### A run of records

════════════════

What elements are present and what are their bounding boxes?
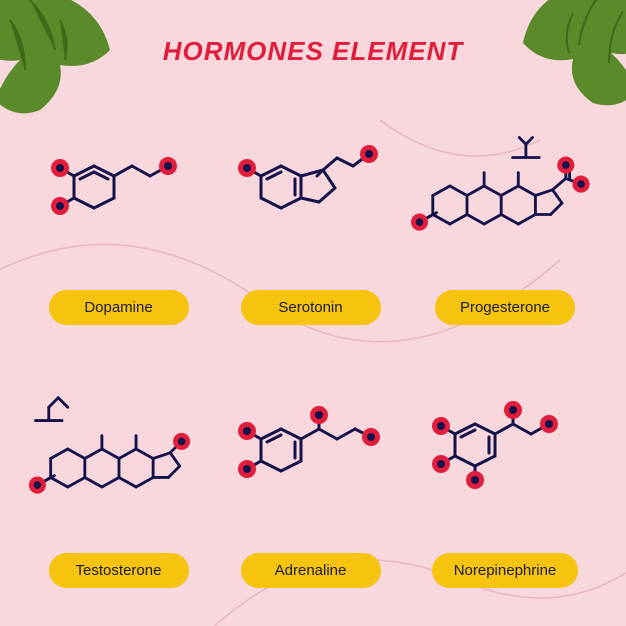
label-serotonin: Serotonin <box>241 290 381 325</box>
label-norepinephrine: Norepinephrine <box>432 553 579 588</box>
hormones-grid: Dopamine Serotonin Progesterone Testoste… <box>26 90 600 606</box>
molecule-adrenaline <box>225 353 396 545</box>
hormone-card-progesterone: Progesterone <box>410 90 600 343</box>
molecule-dopamine <box>26 90 211 282</box>
molecule-norepinephrine <box>410 353 600 545</box>
molecule-progesterone <box>410 90 600 282</box>
label-testosterone: Testosterone <box>49 553 189 588</box>
molecule-testosterone <box>26 353 211 545</box>
label-progesterone: Progesterone <box>435 290 575 325</box>
molecule-serotonin <box>225 90 396 282</box>
hormone-card-testosterone: Testosterone <box>26 353 211 606</box>
label-adrenaline: Adrenaline <box>241 553 381 588</box>
hormone-card-adrenaline: Adrenaline <box>225 353 396 606</box>
hormone-card-norepinephrine: Norepinephrine <box>410 353 600 606</box>
hormone-card-dopamine: Dopamine <box>26 90 211 343</box>
hormone-card-serotonin: Serotonin <box>225 90 396 343</box>
page-title: HORMONES ELEMENT <box>0 36 626 67</box>
label-dopamine: Dopamine <box>49 290 189 325</box>
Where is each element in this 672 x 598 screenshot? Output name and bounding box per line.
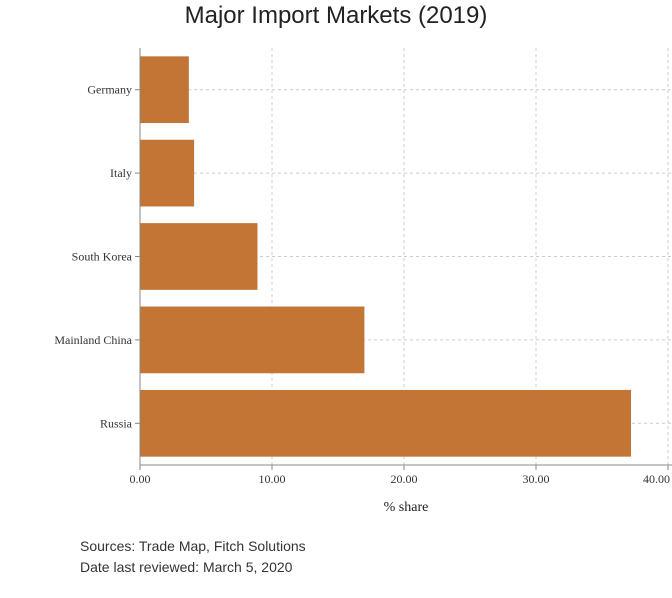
bar-germany: [140, 56, 189, 124]
chart-title: Major Import Markets (2019): [184, 2, 488, 29]
bar-russia: [140, 389, 632, 457]
y-tick-label: Russia: [100, 416, 133, 430]
bar-mainland-china: [140, 306, 365, 374]
bar-italy: [140, 139, 195, 207]
date-reviewed-note: Date last reviewed: March 5, 2020: [80, 559, 293, 575]
y-tick-label: South Korea: [72, 250, 133, 264]
y-tick-label: Mainland China: [54, 333, 132, 347]
x-tick-label: 20.00: [391, 472, 418, 486]
y-tick-label: Italy: [110, 166, 132, 180]
x-tick-label: 40.00: [643, 472, 670, 486]
x-axis-title: % share: [384, 500, 429, 515]
y-tick-label: Germany: [87, 83, 132, 97]
sources-note: Sources: Trade Map, Fitch Solutions: [80, 538, 306, 554]
bar-chart: Germany Italy South Korea Mainland China Rus…: [54, 48, 672, 515]
x-tick-label: 10.00: [259, 472, 286, 486]
x-tick-label: 30.00: [523, 472, 550, 486]
x-tick-label: 0.00: [130, 472, 151, 486]
bar-south-korea: [140, 223, 258, 290]
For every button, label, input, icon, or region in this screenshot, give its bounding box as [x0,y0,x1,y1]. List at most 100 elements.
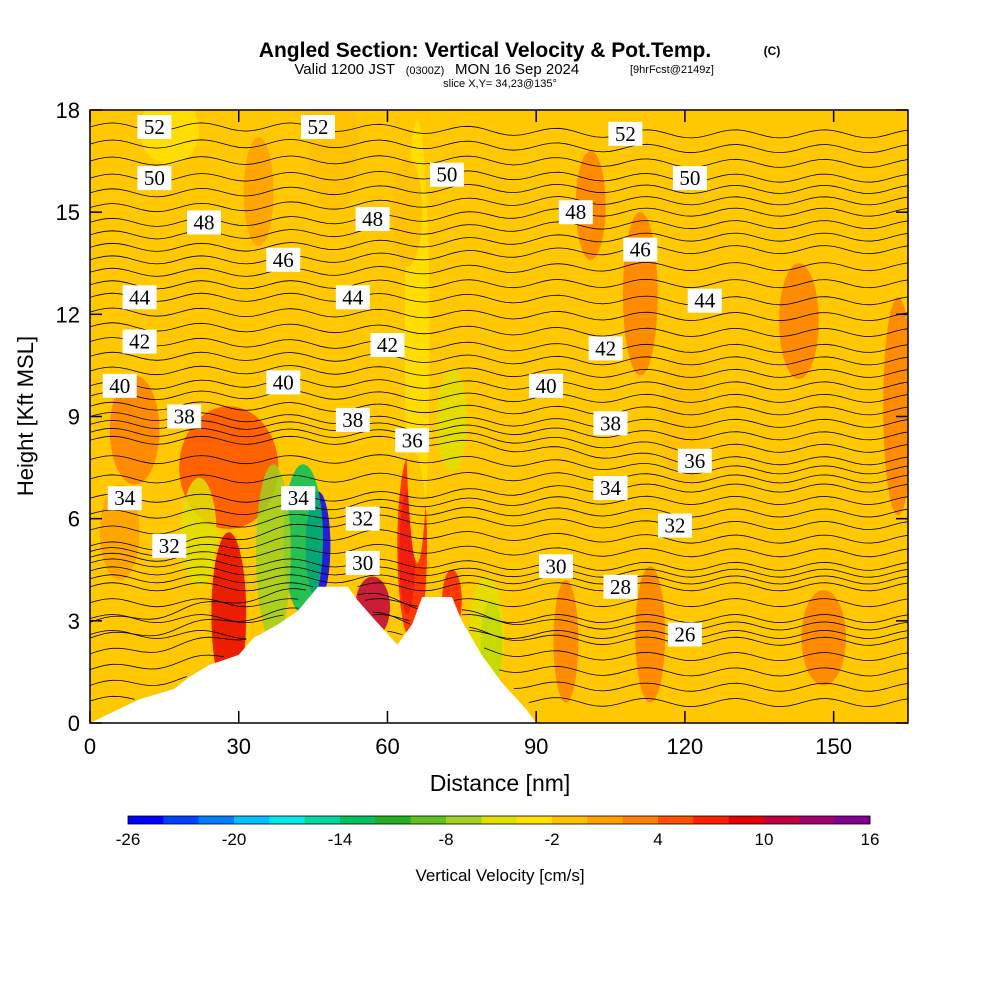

════════════════

### PROBLEM TO SOLVE
Copy out every line of the records above word for word, leaving out the pictures.

### THE ANSWER
What elements are present and what are their bounding boxes?
label-serotonin: Serotonin <box>241 290 381 325</box>
label-norepinephrine: Norepinephrine <box>432 553 579 588</box>
hormones-grid: Dopamine Serotonin Progesterone Testoste… <box>26 90 600 606</box>
molecule-adrenaline <box>225 353 396 545</box>
hormone-card-progesterone: Progesterone <box>410 90 600 343</box>
molecule-dopamine <box>26 90 211 282</box>
molecule-norepinephrine <box>410 353 600 545</box>
molecule-progesterone <box>410 90 600 282</box>
label-testosterone: Testosterone <box>49 553 189 588</box>
molecule-testosterone <box>26 353 211 545</box>
label-progesterone: Progesterone <box>435 290 575 325</box>
molecule-serotonin <box>225 90 396 282</box>
hormone-card-testosterone: Testosterone <box>26 353 211 606</box>
label-adrenaline: Adrenaline <box>241 553 381 588</box>
hormone-card-adrenaline: Adrenaline <box>225 353 396 606</box>
hormone-card-norepinephrine: Norepinephrine <box>410 353 600 606</box>
hormone-card-dopamine: Dopamine <box>26 90 211 343</box>
hormone-card-serotonin: Serotonin <box>225 90 396 343</box>
page-title: HORMONES ELEMENT <box>0 36 626 67</box>
label-dopamine: Dopamine <box>49 290 189 325</box>
Where is each element in this 672 x 598 screenshot? Output name and bounding box per line.
bar-germany: [140, 56, 189, 124]
chart-title: Major Import Markets (2019): [184, 2, 488, 29]
bar-russia: [140, 389, 632, 457]
y-tick-label: Russia: [100, 416, 133, 430]
bar-mainland-china: [140, 306, 365, 374]
bar-italy: [140, 139, 195, 207]
date-reviewed-note: Date last reviewed: March 5, 2020: [80, 559, 293, 575]
y-tick-label: South Korea: [72, 250, 133, 264]
y-tick-label: Mainland China: [54, 333, 132, 347]
x-tick-label: 20.00: [391, 472, 418, 486]
y-tick-label: Italy: [110, 166, 132, 180]
x-tick-label: 40.00: [643, 472, 670, 486]
x-axis-title: % share: [384, 500, 429, 515]
y-tick-label: Germany: [87, 83, 132, 97]
sources-note: Sources: Trade Map, Fitch Solutions: [80, 538, 306, 554]
bar-chart: Germany Italy South Korea Mainland China Rus…: [54, 48, 672, 515]
x-tick-label: 10.00: [259, 472, 286, 486]
x-tick-label: 30.00: [523, 472, 550, 486]
x-tick-label: 0.00: [130, 472, 151, 486]
bar-south-korea: [140, 223, 258, 290]
For every button, label, input, icon, or region in this screenshot, give its bounding box as [x0,y0,x1,y1]. List at most 100 elements.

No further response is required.